§ **Work to do**: From the entries below, list each line with "Allgemein".

━━━ Material to process

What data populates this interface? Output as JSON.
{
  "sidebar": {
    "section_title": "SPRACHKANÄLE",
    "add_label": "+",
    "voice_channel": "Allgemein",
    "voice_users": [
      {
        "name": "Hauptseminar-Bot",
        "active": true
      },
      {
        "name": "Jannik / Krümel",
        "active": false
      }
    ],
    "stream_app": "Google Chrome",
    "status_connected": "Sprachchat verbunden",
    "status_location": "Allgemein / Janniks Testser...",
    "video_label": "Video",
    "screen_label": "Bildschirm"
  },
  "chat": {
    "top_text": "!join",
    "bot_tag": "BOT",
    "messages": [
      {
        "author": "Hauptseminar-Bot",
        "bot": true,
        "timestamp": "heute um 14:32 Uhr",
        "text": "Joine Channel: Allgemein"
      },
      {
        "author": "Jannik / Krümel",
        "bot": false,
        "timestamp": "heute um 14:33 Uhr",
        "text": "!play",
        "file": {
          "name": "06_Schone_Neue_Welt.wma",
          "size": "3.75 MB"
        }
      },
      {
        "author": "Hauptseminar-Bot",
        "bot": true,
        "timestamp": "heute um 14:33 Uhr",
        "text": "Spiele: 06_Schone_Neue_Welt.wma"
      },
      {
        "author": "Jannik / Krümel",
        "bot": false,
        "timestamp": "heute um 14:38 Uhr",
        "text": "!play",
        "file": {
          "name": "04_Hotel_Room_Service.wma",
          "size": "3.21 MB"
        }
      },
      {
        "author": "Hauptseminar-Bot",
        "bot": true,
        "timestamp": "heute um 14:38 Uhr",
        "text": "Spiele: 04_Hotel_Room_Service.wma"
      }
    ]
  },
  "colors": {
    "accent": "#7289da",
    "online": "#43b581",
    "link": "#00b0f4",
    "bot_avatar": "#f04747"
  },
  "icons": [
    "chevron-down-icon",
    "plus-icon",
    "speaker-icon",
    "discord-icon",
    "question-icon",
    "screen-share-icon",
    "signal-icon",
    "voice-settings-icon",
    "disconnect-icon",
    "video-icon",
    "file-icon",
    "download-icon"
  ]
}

━━━━━━

§ **Solution**:
    "voice_channel": "Allgemein",
    "status_location": "Allgemein / Janniks Testser...",
        "text": "Joine Channel: Allgemein"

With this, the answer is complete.